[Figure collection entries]
****************************************
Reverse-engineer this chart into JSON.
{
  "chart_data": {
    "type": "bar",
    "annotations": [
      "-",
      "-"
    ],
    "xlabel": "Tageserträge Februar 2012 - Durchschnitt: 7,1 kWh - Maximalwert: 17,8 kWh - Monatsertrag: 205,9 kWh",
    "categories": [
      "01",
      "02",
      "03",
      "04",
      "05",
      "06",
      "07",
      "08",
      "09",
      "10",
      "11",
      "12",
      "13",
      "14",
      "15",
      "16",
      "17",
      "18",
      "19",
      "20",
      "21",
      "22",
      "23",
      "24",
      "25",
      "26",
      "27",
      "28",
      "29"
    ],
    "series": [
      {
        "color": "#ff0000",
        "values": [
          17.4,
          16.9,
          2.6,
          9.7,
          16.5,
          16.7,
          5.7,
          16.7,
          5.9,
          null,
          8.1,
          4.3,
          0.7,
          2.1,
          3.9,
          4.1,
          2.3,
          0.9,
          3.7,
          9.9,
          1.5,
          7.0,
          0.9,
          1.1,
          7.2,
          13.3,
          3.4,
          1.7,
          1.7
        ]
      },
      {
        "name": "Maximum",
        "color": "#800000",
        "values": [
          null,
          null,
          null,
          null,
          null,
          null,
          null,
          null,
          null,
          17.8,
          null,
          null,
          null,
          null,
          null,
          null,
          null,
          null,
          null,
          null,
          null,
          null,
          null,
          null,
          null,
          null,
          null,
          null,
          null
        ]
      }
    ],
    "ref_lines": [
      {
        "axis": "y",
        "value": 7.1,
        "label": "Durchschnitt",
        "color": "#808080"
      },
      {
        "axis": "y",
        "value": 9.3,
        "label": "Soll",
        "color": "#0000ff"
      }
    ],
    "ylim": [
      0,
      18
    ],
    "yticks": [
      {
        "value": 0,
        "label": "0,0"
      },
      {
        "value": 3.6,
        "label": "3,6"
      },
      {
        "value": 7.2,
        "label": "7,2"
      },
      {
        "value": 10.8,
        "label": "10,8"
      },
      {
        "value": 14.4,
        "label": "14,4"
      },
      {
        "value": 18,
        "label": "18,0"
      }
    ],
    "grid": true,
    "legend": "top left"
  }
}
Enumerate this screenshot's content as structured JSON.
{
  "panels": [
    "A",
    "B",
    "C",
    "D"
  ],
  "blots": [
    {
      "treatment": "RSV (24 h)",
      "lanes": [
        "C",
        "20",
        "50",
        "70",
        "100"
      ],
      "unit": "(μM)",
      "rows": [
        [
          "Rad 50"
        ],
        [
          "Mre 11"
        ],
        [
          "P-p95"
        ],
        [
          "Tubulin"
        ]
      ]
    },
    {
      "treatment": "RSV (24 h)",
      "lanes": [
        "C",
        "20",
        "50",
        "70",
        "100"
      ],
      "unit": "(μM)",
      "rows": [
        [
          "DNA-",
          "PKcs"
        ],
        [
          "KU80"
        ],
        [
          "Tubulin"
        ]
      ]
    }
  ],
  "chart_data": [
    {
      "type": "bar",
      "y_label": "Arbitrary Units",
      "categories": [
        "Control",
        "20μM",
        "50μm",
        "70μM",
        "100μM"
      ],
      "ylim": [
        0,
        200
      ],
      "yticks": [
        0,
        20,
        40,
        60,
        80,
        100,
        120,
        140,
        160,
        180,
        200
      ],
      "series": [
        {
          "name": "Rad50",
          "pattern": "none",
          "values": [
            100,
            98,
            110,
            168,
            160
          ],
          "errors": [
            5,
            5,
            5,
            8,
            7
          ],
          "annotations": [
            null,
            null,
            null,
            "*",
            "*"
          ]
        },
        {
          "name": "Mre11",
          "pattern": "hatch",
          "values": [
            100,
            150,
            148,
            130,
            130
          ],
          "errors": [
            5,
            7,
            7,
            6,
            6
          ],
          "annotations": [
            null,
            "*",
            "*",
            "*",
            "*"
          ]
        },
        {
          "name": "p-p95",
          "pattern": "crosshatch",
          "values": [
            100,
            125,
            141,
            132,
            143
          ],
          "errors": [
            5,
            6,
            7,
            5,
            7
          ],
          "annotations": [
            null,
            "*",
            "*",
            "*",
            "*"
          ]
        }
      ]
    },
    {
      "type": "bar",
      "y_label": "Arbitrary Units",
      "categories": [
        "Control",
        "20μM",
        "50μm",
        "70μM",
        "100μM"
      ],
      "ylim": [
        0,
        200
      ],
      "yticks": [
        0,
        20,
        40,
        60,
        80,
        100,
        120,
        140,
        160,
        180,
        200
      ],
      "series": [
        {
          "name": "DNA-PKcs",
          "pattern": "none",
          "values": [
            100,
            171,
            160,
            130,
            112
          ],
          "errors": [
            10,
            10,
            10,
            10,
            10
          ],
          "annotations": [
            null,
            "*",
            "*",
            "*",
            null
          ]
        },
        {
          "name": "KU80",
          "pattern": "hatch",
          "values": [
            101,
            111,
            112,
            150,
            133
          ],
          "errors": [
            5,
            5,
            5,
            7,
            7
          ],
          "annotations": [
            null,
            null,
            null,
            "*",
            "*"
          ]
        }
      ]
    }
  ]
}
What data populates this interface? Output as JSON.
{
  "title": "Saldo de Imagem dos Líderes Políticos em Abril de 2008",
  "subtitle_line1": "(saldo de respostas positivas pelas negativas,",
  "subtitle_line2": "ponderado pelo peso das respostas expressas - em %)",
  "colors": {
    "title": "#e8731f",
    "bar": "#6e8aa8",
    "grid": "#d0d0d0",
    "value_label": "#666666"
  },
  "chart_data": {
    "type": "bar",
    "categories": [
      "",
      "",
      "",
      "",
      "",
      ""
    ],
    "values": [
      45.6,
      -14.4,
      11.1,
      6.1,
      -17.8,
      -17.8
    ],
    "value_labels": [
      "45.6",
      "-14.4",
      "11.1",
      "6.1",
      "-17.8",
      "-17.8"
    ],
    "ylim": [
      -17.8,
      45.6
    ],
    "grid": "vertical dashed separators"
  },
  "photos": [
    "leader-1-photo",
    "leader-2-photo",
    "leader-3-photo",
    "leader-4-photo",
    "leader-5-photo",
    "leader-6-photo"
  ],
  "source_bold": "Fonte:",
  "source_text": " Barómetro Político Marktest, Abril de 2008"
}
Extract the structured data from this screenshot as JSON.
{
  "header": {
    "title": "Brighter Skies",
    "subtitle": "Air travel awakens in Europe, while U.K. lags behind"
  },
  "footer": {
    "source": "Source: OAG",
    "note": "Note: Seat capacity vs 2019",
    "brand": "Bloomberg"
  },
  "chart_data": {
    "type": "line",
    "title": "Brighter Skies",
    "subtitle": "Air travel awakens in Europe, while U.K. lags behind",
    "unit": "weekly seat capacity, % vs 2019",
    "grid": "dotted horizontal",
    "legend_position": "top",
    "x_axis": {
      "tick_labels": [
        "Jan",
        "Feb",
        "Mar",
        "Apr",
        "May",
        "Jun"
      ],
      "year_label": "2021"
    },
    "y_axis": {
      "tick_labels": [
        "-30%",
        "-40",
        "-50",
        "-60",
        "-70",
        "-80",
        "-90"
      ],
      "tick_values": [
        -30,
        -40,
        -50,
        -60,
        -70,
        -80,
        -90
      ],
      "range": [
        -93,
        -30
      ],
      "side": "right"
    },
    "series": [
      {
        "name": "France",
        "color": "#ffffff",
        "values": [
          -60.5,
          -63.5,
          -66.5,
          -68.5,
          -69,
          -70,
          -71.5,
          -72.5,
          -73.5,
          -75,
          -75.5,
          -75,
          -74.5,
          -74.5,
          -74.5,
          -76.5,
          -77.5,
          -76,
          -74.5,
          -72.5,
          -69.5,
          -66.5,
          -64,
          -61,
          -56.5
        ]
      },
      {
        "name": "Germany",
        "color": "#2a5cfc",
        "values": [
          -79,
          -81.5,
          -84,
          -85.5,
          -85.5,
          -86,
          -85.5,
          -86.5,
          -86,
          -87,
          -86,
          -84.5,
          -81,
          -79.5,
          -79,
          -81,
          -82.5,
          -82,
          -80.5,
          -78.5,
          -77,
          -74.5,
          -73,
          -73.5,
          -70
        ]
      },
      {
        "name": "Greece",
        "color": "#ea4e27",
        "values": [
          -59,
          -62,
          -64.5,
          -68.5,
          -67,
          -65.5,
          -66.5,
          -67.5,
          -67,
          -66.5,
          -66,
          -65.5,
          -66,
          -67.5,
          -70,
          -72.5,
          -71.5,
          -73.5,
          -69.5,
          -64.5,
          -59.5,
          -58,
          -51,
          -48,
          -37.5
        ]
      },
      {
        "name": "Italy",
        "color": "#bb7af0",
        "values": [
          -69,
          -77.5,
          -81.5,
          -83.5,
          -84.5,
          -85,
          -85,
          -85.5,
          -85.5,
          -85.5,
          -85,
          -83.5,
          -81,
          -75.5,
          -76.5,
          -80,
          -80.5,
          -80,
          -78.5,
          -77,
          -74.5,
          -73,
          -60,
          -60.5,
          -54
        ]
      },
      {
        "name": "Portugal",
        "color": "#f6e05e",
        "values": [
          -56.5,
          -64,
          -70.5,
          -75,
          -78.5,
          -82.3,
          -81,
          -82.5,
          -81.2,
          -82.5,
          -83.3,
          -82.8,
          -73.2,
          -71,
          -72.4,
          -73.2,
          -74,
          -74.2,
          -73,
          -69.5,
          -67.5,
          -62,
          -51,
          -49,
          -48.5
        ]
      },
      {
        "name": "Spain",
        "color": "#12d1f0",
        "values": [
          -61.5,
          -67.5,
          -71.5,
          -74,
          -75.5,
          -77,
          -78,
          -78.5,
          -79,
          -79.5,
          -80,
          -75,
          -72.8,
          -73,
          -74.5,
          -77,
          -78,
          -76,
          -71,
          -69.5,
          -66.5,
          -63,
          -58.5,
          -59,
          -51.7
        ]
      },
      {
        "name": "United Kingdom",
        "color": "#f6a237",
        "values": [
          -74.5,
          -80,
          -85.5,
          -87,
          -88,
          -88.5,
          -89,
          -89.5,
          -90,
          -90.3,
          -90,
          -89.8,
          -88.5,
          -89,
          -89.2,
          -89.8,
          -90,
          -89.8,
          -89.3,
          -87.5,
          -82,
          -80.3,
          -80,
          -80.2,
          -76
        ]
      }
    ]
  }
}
****************************************
Exercise task: From the listing above, collect each line in which the string "capacity" appears.

Answer to the task:
    "note": "Note: Seat capacity vs 2019",
    "unit": "weekly seat capacity, % vs 2019",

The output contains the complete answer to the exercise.